● **WHAT IS REQUIRED**: Which lines in the records below contain the word "moutons"? Copy each one out.

───── SUPPLIED INFORMATION

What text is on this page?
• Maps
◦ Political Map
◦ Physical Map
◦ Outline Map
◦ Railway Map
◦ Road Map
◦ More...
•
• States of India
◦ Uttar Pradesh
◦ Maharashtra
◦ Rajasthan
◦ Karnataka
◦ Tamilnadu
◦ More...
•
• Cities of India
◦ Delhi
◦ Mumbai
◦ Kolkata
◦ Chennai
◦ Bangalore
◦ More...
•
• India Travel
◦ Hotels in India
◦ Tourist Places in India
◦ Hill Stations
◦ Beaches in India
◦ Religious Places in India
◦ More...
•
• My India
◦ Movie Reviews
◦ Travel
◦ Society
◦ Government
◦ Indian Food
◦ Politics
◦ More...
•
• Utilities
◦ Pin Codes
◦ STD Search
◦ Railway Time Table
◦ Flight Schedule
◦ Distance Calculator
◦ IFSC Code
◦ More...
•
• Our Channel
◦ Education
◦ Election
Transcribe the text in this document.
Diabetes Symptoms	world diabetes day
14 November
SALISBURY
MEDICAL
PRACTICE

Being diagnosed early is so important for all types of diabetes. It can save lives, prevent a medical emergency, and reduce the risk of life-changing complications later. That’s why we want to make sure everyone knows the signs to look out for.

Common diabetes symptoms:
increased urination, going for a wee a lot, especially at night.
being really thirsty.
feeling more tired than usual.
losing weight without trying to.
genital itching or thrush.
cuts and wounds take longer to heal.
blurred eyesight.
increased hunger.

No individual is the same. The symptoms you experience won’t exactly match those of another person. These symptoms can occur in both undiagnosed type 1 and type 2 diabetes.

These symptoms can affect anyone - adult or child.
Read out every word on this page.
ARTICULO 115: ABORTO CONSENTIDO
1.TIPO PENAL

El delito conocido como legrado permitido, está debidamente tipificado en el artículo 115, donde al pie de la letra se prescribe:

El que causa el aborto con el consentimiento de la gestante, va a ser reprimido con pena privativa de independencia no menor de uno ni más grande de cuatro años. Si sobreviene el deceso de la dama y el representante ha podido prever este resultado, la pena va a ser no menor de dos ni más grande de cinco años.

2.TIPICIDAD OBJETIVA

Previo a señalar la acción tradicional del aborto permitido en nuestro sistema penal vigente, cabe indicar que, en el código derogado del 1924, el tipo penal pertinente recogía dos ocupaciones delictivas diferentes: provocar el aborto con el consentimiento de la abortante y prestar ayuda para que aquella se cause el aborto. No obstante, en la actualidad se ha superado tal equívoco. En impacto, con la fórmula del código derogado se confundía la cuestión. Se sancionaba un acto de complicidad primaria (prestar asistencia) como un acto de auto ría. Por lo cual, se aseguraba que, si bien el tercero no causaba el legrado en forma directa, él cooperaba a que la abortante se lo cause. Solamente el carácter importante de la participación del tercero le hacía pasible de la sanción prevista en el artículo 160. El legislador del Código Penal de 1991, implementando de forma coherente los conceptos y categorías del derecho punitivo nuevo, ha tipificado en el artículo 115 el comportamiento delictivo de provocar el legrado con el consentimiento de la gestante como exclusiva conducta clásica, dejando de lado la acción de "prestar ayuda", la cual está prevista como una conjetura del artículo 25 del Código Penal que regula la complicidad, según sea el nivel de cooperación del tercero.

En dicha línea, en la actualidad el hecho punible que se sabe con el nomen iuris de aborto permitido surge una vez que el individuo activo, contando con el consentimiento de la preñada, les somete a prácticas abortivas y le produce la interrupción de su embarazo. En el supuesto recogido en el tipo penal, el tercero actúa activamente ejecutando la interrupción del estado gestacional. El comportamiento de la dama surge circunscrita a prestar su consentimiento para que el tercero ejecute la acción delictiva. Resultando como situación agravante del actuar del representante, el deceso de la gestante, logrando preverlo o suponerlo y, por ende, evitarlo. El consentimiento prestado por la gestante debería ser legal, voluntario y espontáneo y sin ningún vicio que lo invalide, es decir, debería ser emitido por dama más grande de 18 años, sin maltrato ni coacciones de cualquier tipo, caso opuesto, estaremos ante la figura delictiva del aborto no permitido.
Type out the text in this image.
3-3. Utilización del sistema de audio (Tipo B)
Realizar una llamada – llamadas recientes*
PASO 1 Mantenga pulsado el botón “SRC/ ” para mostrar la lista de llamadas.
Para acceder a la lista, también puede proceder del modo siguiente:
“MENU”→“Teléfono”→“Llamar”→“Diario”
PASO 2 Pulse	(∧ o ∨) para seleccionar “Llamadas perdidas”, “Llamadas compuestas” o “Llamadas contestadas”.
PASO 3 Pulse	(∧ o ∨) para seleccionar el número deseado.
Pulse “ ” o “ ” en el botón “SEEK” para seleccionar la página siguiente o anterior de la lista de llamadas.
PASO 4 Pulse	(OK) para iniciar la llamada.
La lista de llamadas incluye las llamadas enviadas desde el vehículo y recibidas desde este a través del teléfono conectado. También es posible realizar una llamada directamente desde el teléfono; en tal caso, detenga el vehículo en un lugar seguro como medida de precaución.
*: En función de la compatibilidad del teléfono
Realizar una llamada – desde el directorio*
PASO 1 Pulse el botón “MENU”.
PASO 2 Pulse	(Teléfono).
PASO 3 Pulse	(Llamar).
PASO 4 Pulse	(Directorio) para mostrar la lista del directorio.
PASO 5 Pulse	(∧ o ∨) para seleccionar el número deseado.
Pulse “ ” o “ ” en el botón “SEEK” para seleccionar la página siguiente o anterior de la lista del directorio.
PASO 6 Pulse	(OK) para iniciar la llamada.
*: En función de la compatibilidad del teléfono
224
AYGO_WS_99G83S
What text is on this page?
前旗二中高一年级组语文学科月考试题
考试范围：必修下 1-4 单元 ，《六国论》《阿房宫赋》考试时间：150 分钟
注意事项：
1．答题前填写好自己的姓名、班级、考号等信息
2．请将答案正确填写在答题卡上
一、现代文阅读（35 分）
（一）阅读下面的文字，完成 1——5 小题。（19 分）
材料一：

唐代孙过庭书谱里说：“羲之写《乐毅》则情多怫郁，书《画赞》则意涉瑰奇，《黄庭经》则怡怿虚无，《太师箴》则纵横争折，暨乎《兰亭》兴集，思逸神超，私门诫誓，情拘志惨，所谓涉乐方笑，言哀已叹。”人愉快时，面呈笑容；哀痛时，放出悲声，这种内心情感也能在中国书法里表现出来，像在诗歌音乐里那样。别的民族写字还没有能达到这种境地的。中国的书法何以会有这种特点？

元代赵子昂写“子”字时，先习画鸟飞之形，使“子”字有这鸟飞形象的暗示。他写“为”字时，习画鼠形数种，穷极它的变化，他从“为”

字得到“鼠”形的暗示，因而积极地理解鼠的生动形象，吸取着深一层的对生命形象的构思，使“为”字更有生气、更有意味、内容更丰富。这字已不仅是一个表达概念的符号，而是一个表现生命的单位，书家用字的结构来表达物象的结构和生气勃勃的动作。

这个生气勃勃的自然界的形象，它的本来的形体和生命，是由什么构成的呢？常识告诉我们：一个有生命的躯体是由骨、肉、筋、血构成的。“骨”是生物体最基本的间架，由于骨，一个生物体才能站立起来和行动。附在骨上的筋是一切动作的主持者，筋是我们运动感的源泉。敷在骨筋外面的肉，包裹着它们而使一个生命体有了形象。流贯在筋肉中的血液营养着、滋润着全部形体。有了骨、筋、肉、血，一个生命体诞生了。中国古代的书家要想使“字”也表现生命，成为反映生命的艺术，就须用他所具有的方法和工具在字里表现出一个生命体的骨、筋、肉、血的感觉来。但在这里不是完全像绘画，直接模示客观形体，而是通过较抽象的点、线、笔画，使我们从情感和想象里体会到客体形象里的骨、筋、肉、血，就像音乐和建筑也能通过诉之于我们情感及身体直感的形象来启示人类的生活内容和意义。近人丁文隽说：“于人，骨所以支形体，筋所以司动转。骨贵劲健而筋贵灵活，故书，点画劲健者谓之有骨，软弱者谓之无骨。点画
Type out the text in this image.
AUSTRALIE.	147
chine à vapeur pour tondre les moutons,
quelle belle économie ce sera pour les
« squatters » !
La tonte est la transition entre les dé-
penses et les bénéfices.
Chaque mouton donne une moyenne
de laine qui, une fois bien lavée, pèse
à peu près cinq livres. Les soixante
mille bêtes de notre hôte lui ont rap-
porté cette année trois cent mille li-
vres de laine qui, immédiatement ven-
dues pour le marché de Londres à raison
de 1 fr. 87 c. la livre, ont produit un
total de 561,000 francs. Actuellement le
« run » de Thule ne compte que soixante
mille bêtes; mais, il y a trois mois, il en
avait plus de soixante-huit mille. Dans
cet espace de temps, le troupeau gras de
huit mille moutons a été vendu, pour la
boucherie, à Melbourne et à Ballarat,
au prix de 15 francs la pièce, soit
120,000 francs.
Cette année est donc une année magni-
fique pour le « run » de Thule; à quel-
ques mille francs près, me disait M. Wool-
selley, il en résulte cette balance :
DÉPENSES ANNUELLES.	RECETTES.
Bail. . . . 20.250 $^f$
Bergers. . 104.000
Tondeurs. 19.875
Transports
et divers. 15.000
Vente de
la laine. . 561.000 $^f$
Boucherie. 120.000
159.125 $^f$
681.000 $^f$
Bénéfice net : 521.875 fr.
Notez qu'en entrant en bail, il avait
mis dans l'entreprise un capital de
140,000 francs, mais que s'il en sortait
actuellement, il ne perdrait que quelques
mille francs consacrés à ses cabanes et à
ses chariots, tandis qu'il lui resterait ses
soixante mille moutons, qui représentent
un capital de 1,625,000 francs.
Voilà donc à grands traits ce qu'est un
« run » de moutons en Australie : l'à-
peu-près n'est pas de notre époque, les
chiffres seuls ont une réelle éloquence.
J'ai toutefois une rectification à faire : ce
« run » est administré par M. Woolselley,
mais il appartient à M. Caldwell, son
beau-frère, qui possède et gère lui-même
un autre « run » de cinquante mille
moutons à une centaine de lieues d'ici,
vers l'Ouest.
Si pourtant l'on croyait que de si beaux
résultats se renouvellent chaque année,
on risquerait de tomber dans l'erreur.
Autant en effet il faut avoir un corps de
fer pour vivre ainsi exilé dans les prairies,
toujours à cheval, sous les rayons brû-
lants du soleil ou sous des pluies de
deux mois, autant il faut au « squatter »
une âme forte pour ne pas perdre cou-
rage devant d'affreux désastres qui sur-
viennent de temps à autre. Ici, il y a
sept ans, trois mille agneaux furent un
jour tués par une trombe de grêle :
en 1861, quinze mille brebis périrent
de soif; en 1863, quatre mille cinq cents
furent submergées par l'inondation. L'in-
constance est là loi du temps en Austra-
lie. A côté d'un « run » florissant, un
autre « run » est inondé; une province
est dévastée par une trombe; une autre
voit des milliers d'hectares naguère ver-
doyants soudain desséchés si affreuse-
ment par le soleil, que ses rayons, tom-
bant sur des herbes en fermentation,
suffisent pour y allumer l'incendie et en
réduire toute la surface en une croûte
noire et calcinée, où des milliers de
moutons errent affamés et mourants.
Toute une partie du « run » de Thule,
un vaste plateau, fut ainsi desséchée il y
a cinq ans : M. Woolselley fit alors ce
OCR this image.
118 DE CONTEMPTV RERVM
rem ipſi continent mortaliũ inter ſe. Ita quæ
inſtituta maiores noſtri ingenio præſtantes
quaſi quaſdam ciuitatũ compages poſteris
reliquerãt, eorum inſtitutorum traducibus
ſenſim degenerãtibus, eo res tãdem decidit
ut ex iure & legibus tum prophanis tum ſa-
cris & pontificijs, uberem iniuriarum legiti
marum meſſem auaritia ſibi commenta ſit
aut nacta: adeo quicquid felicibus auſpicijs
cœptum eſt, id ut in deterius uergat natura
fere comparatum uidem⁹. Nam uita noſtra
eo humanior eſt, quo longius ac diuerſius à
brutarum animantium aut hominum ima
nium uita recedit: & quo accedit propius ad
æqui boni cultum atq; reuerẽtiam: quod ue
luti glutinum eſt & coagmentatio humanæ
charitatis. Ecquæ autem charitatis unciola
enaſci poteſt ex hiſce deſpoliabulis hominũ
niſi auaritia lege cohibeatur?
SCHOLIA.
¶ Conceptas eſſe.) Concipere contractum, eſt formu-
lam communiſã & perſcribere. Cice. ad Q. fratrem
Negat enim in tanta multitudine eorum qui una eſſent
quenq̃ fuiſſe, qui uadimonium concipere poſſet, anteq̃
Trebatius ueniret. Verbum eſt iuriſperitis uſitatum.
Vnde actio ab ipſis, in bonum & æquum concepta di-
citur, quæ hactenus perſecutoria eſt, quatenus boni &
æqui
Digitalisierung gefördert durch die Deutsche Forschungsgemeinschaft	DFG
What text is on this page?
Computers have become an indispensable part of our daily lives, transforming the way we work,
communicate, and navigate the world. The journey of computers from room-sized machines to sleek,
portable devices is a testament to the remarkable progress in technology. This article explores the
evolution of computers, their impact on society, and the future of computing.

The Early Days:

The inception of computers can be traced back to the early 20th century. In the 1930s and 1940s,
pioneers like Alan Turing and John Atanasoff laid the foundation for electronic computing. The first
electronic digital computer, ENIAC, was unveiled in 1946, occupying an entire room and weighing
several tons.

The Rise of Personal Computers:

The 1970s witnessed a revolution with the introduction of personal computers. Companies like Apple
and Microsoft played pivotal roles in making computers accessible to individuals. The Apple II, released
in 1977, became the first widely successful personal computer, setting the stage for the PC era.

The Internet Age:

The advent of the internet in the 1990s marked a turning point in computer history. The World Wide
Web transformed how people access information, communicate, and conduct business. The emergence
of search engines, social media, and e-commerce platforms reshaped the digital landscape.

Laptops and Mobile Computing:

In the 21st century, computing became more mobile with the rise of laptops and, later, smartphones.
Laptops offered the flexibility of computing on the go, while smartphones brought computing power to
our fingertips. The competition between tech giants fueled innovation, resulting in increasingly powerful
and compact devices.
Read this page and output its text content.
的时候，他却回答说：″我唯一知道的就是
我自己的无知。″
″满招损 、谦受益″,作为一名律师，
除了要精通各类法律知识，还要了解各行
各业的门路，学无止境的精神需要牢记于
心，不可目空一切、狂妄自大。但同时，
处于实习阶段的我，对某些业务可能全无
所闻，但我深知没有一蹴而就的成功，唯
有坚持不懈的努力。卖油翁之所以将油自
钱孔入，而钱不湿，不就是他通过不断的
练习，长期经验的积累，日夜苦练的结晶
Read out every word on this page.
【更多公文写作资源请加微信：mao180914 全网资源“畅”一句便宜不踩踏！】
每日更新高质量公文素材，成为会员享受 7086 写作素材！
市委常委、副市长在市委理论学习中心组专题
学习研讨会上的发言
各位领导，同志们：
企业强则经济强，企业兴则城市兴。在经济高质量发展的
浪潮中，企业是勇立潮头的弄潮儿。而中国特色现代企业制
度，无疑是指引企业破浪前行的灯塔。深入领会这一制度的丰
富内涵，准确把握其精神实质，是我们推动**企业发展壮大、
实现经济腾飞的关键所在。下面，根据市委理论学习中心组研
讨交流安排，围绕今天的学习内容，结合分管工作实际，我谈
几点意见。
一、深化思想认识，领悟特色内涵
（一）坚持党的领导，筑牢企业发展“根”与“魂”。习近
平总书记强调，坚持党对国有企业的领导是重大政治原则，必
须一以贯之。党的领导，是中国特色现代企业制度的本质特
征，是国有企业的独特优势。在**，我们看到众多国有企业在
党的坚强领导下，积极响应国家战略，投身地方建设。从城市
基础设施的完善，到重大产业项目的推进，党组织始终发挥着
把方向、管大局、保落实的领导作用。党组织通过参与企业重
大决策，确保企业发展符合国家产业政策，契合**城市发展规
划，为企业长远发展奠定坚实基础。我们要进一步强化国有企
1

──────────

● **TASK RESPONSE**:
chine à vapeur pour tondre les moutons,
huit mille moutons a été vendu, pour la
soixante mille moutons, qui représentent
« run » de moutons en Australie : l'à-
moutons à une centaine de lieues d'ici,
moutons errent affamés et mourants.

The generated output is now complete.